··· The data ···

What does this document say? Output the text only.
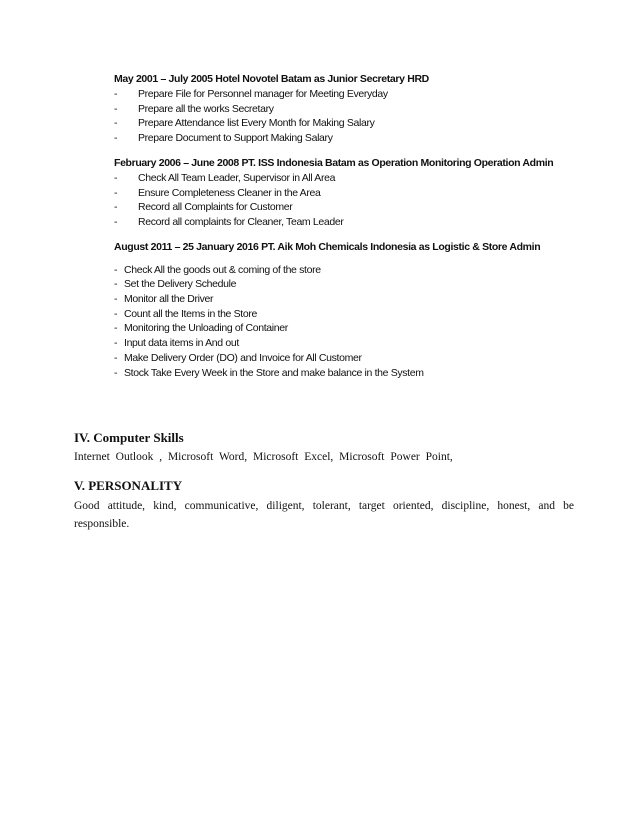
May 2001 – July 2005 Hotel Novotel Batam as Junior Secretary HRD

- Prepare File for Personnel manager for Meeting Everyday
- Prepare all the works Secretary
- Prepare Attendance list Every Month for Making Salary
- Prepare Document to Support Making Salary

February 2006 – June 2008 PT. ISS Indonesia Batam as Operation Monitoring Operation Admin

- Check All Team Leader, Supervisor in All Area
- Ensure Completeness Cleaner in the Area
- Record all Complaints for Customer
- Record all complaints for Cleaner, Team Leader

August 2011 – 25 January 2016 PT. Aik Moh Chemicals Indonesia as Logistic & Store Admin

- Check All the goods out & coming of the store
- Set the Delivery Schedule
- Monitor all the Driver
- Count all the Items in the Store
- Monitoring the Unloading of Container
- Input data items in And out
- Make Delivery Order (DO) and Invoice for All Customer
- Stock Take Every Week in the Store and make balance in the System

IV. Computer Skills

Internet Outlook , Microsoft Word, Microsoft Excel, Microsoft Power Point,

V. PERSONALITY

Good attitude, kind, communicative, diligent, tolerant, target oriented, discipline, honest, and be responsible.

···

◆ What is asked: Count how many lines include the string "Check". Nothing but the number is needed.

◆ Solution to the exercise: 2